(Records that describe figures)
((

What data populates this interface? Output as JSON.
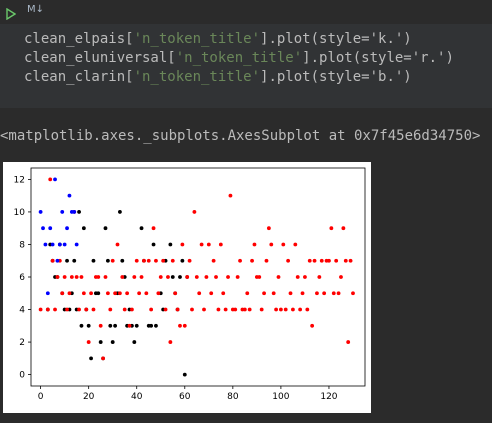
{
  "toolbar": {
    "cell_type_label": "M↓",
    "run_icon": "play-icon"
  },
  "code": {
    "lines": [
      {
        "prefix": "clean_elpais[",
        "string": "'n_token_title'",
        "suffix": "].plot(style='k.')"
      },
      {
        "prefix": "clean_eluniversal[",
        "string": "'n_token_title'",
        "suffix": "].plot(style='r.')"
      },
      {
        "prefix": "clean_clarin[",
        "string": "'n_token_title'",
        "suffix": "].plot(style='b.')"
      }
    ]
  },
  "output": {
    "text": "<matplotlib.axes._subplots.AxesSubplot at 0x7f45e6d34750>"
  },
  "colors": {
    "black_series": "#000000",
    "red_series": "#ff0000",
    "blue_series": "#0000ff",
    "code_bg": "#313335",
    "page_bg": "#2b2b2b"
  },
  "chart_data": {
    "type": "scatter",
    "title": "",
    "xlabel": "",
    "ylabel": "",
    "xlim": [
      -4,
      135
    ],
    "ylim": [
      -0.7,
      12.7
    ],
    "x_ticks": [
      "0",
      "20",
      "40",
      "60",
      "80",
      "100",
      "120"
    ],
    "y_ticks": [
      "0",
      "2",
      "4",
      "6",
      "8",
      "10",
      "12"
    ],
    "series": [
      {
        "style": "k.",
        "color": "#000000",
        "points": [
          [
            3,
            4
          ],
          [
            4,
            8
          ],
          [
            5,
            7
          ],
          [
            6,
            6
          ],
          [
            7,
            6
          ],
          [
            8,
            8
          ],
          [
            9,
            5
          ],
          [
            10,
            4
          ],
          [
            11,
            7
          ],
          [
            12,
            4
          ],
          [
            13,
            5
          ],
          [
            14,
            7
          ],
          [
            15,
            4
          ],
          [
            16,
            10
          ],
          [
            17,
            3
          ],
          [
            18,
            9
          ],
          [
            19,
            4
          ],
          [
            20,
            3
          ],
          [
            21,
            1
          ],
          [
            22,
            7
          ],
          [
            23,
            5
          ],
          [
            24,
            5
          ],
          [
            25,
            2
          ],
          [
            26,
            1
          ],
          [
            27,
            9
          ],
          [
            28,
            7
          ],
          [
            29,
            3
          ],
          [
            30,
            2
          ],
          [
            31,
            3
          ],
          [
            32,
            5
          ],
          [
            33,
            10
          ],
          [
            34,
            7
          ],
          [
            35,
            6
          ],
          [
            36,
            3
          ],
          [
            37,
            4
          ],
          [
            38,
            3
          ],
          [
            39,
            2
          ],
          [
            40,
            3
          ],
          [
            42,
            9
          ],
          [
            43,
            7
          ],
          [
            45,
            3
          ],
          [
            46,
            3
          ],
          [
            47,
            8
          ],
          [
            48,
            3
          ],
          [
            50,
            5
          ],
          [
            51,
            4
          ],
          [
            52,
            7
          ],
          [
            54,
            8
          ],
          [
            55,
            6
          ],
          [
            56,
            5
          ],
          [
            57,
            4
          ],
          [
            58,
            6
          ],
          [
            59,
            7
          ],
          [
            60,
            0
          ],
          [
            61,
            6
          ]
        ]
      },
      {
        "style": "r.",
        "color": "#ff0000",
        "points": [
          [
            0,
            4
          ],
          [
            3,
            4
          ],
          [
            4,
            12
          ],
          [
            5,
            7
          ],
          [
            6,
            4
          ],
          [
            7,
            6
          ],
          [
            8,
            7
          ],
          [
            9,
            5
          ],
          [
            10,
            6
          ],
          [
            11,
            4
          ],
          [
            12,
            5
          ],
          [
            13,
            6
          ],
          [
            14,
            10
          ],
          [
            15,
            6
          ],
          [
            16,
            4
          ],
          [
            17,
            6
          ],
          [
            18,
            5
          ],
          [
            19,
            4
          ],
          [
            20,
            2
          ],
          [
            21,
            5
          ],
          [
            22,
            4
          ],
          [
            23,
            6
          ],
          [
            24,
            6
          ],
          [
            25,
            3
          ],
          [
            26,
            1
          ],
          [
            27,
            6
          ],
          [
            28,
            5
          ],
          [
            29,
            4
          ],
          [
            30,
            7
          ],
          [
            31,
            5
          ],
          [
            32,
            8
          ],
          [
            33,
            5
          ],
          [
            34,
            6
          ],
          [
            35,
            4
          ],
          [
            36,
            5
          ],
          [
            37,
            3
          ],
          [
            38,
            4
          ],
          [
            39,
            6
          ],
          [
            40,
            7
          ],
          [
            41,
            5
          ],
          [
            42,
            6
          ],
          [
            43,
            7
          ],
          [
            44,
            5
          ],
          [
            45,
            7
          ],
          [
            46,
            4
          ],
          [
            47,
            9
          ],
          [
            48,
            7
          ],
          [
            49,
            5
          ],
          [
            50,
            6
          ],
          [
            51,
            7
          ],
          [
            52,
            4
          ],
          [
            53,
            6
          ],
          [
            54,
            2
          ],
          [
            55,
            7
          ],
          [
            56,
            5
          ],
          [
            57,
            4
          ],
          [
            58,
            3
          ],
          [
            59,
            8
          ],
          [
            60,
            3
          ],
          [
            61,
            6
          ],
          [
            62,
            7
          ],
          [
            63,
            4
          ],
          [
            64,
            10
          ],
          [
            65,
            6
          ],
          [
            66,
            5
          ],
          [
            67,
            8
          ],
          [
            68,
            4
          ],
          [
            69,
            6
          ],
          [
            70,
            8
          ],
          [
            71,
            5
          ],
          [
            72,
            7
          ],
          [
            73,
            6
          ],
          [
            74,
            4
          ],
          [
            75,
            8
          ],
          [
            76,
            5
          ],
          [
            77,
            4
          ],
          [
            78,
            6
          ],
          [
            79,
            11
          ],
          [
            80,
            4
          ],
          [
            81,
            4
          ],
          [
            82,
            6
          ],
          [
            83,
            7
          ],
          [
            84,
            4
          ],
          [
            85,
            4
          ],
          [
            86,
            5
          ],
          [
            87,
            4
          ],
          [
            88,
            7
          ],
          [
            89,
            8
          ],
          [
            90,
            6
          ],
          [
            91,
            6
          ],
          [
            92,
            4
          ],
          [
            93,
            5
          ],
          [
            94,
            7
          ],
          [
            95,
            9
          ],
          [
            96,
            8
          ],
          [
            97,
            5
          ],
          [
            98,
            4
          ],
          [
            99,
            6
          ],
          [
            100,
            4
          ],
          [
            101,
            8
          ],
          [
            102,
            4
          ],
          [
            103,
            7
          ],
          [
            104,
            5
          ],
          [
            105,
            4
          ],
          [
            106,
            8
          ],
          [
            107,
            6
          ],
          [
            108,
            4
          ],
          [
            109,
            5
          ],
          [
            110,
            6
          ],
          [
            111,
            4
          ],
          [
            112,
            7
          ],
          [
            113,
            3
          ],
          [
            114,
            7
          ],
          [
            115,
            5
          ],
          [
            116,
            6
          ],
          [
            117,
            7
          ],
          [
            118,
            5
          ],
          [
            119,
            7
          ],
          [
            120,
            7
          ],
          [
            121,
            9
          ],
          [
            122,
            5
          ],
          [
            123,
            7
          ],
          [
            124,
            5
          ],
          [
            125,
            6
          ],
          [
            126,
            9
          ],
          [
            127,
            7
          ],
          [
            128,
            2
          ],
          [
            129,
            7
          ],
          [
            130,
            5
          ]
        ]
      },
      {
        "style": "b.",
        "color": "#0000ff",
        "points": [
          [
            0,
            10
          ],
          [
            1,
            9
          ],
          [
            2,
            8
          ],
          [
            3,
            5
          ],
          [
            4,
            9
          ],
          [
            5,
            8
          ],
          [
            6,
            12
          ],
          [
            7,
            7
          ],
          [
            8,
            8
          ],
          [
            9,
            10
          ],
          [
            10,
            8
          ],
          [
            11,
            9
          ],
          [
            12,
            11
          ],
          [
            13,
            10
          ],
          [
            14,
            10
          ],
          [
            15,
            8
          ]
        ]
      }
    ]
  }
}
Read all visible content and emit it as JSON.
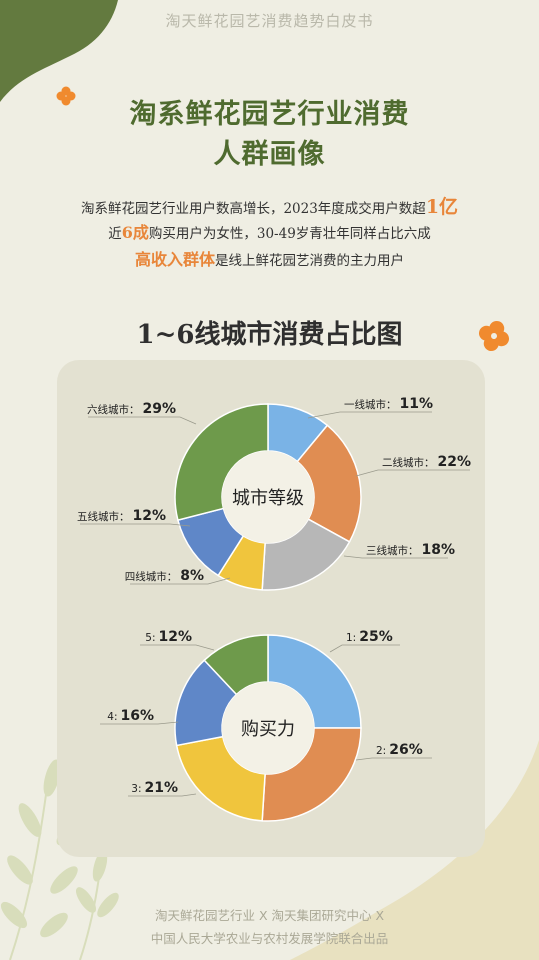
{
  "header": "淘天鲜花园艺消费趋势白皮书",
  "title_line1": "淘系鲜花园艺行业消费",
  "title_line2": "人群画像",
  "desc": {
    "line1_pre": "淘系鲜花园艺行业用户数高增长，2023年度成交用户数超",
    "line1_hl": "1亿",
    "line2_pre": "近",
    "line2_hl": "6成",
    "line2_post": "购买用户为女性，30-49岁青壮年同样占比六成",
    "line3_hl": "高收入群体",
    "line3_post": "是线上鲜花园艺消费的主力用户"
  },
  "chart_section_title": "1~6线城市消费占比图",
  "colors": {
    "background": "#efeee3",
    "panel": "#e3e1d1",
    "title_green": "#4f6b2f",
    "highlight_orange": "#e8863a",
    "blob_green": "#637a3f"
  },
  "chart_data": [
    {
      "type": "pie",
      "center_label": "城市等级",
      "slices": [
        {
          "label": "一线城市：",
          "value": 11,
          "display": "11%",
          "color": "#7ab3e6"
        },
        {
          "label": "二线城市：",
          "value": 22,
          "display": "22%",
          "color": "#e08d52"
        },
        {
          "label": "三线城市：",
          "value": 18,
          "display": "18%",
          "color": "#b7b7b7"
        },
        {
          "label": "四线城市：",
          "value": 8,
          "display": "8%",
          "color": "#f0c53d"
        },
        {
          "label": "五线城市：",
          "value": 12,
          "display": "12%",
          "color": "#5f87c8"
        },
        {
          "label": "六线城市：",
          "value": 29,
          "display": "29%",
          "color": "#6e9a4b"
        }
      ]
    },
    {
      "type": "pie",
      "center_label": "购买力",
      "slices": [
        {
          "label": "1:",
          "value": 25,
          "display": "25%",
          "color": "#7ab3e6"
        },
        {
          "label": "2:",
          "value": 26,
          "display": "26%",
          "color": "#e08d52"
        },
        {
          "label": "3:",
          "value": 21,
          "display": "21%",
          "color": "#f0c53d"
        },
        {
          "label": "4:",
          "value": 16,
          "display": "16%",
          "color": "#5f87c8"
        },
        {
          "label": "5:",
          "value": 12,
          "display": "12%",
          "color": "#6e9a4b"
        }
      ]
    }
  ],
  "footer_line1": "淘天鲜花园艺行业 X 淘天集团研究中心 X",
  "footer_line2": "中国人民大学农业与农村发展学院联合出品",
  "icons": [
    "orange-clover-icon",
    "leaf-branch-icon"
  ]
}
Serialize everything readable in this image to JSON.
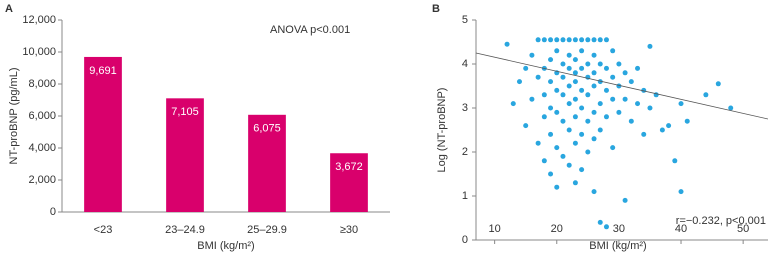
{
  "chart_data": [
    {
      "type": "bar",
      "label": "A",
      "ylabel": "NT-proBNP (pg/mL)",
      "xlabel": "BMI (kg/m²)",
      "annotation": "ANOVA p<0.001",
      "categories": [
        "<23",
        "23–24.9",
        "25–29.9",
        "≥30"
      ],
      "values": [
        9691,
        7105,
        6075,
        3672
      ],
      "value_labels": [
        "9,691",
        "7,105",
        "6,075",
        "3,672"
      ],
      "color": "#d9006c",
      "ylim": [
        0,
        12000
      ],
      "yticks": [
        0,
        {
          "value": 2000,
          "label": "2,000"
        },
        {
          "value": 4000,
          "label": "4,000"
        },
        {
          "value": 6000,
          "label": "6,000"
        },
        {
          "value": 8000,
          "label": "8,000"
        },
        {
          "value": 10000,
          "label": "10,000"
        },
        {
          "value": 12000,
          "label": "12,000"
        }
      ]
    },
    {
      "type": "scatter",
      "label": "B",
      "ylabel": "Log (NT-proBNP)",
      "xlabel": "BMI (kg/m²)",
      "annotation": "r=−0.232, p<0.001",
      "color": "#29a6df",
      "x": [
        12,
        13,
        14,
        15,
        15,
        16,
        16,
        17,
        17,
        17,
        18,
        18,
        18,
        18,
        18,
        19,
        19,
        19,
        19,
        19,
        19,
        20,
        20,
        20,
        20,
        20,
        20,
        20,
        21,
        21,
        21,
        21,
        21,
        21,
        22,
        22,
        22,
        22,
        22,
        22,
        22,
        23,
        23,
        23,
        23,
        23,
        23,
        23,
        23,
        24,
        24,
        24,
        24,
        24,
        24,
        24,
        25,
        25,
        25,
        25,
        25,
        25,
        26,
        26,
        26,
        26,
        26,
        26,
        26,
        27,
        27,
        27,
        27,
        27,
        27,
        28,
        28,
        28,
        28,
        28,
        29,
        29,
        29,
        29,
        30,
        30,
        30,
        31,
        31,
        31,
        32,
        32,
        33,
        33,
        34,
        34,
        35,
        35,
        36,
        37,
        38,
        39,
        40,
        40,
        41,
        44,
        46,
        48
      ],
      "values": [
        4.45,
        3.1,
        3.6,
        3.9,
        2.6,
        4.2,
        3.2,
        4.55,
        3.7,
        2.2,
        4.55,
        3.9,
        3.3,
        2.8,
        1.8,
        4.55,
        4.1,
        3.6,
        3.0,
        2.4,
        1.5,
        4.55,
        4.3,
        3.8,
        3.4,
        2.9,
        2.1,
        1.2,
        4.55,
        4.0,
        3.7,
        3.3,
        2.7,
        1.9,
        4.55,
        4.2,
        3.9,
        3.5,
        3.1,
        2.5,
        1.7,
        4.55,
        4.1,
        3.8,
        3.6,
        3.2,
        2.8,
        2.2,
        1.3,
        4.55,
        4.3,
        3.9,
        3.4,
        3.0,
        2.4,
        1.6,
        4.55,
        4.0,
        3.7,
        3.3,
        2.7,
        2.0,
        4.55,
        4.2,
        3.8,
        3.5,
        2.9,
        2.3,
        1.1,
        4.55,
        4.0,
        3.6,
        3.1,
        2.5,
        0.4,
        4.55,
        3.9,
        3.4,
        2.8,
        0.3,
        4.3,
        3.7,
        3.2,
        2.1,
        4.0,
        3.5,
        2.9,
        3.8,
        3.2,
        0.9,
        3.6,
        2.7,
        3.9,
        3.1,
        3.4,
        2.4,
        4.4,
        3.0,
        3.3,
        2.5,
        2.6,
        1.8,
        1.1,
        3.1,
        2.7,
        3.3,
        3.55,
        3.0
      ],
      "trendline": {
        "x": [
          7,
          54
        ],
        "y": [
          4.25,
          2.75
        ]
      },
      "xlim": [
        7,
        54
      ],
      "xticks": [
        10,
        20,
        30,
        40,
        50
      ],
      "ylim": [
        0,
        5
      ],
      "yticks": [
        0,
        1,
        2,
        3,
        4,
        5
      ]
    }
  ]
}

))

# EXERCISE GOAL:
Report the number of lines that contain "ylabel", with no other words.

# TASK OUTPUT:
3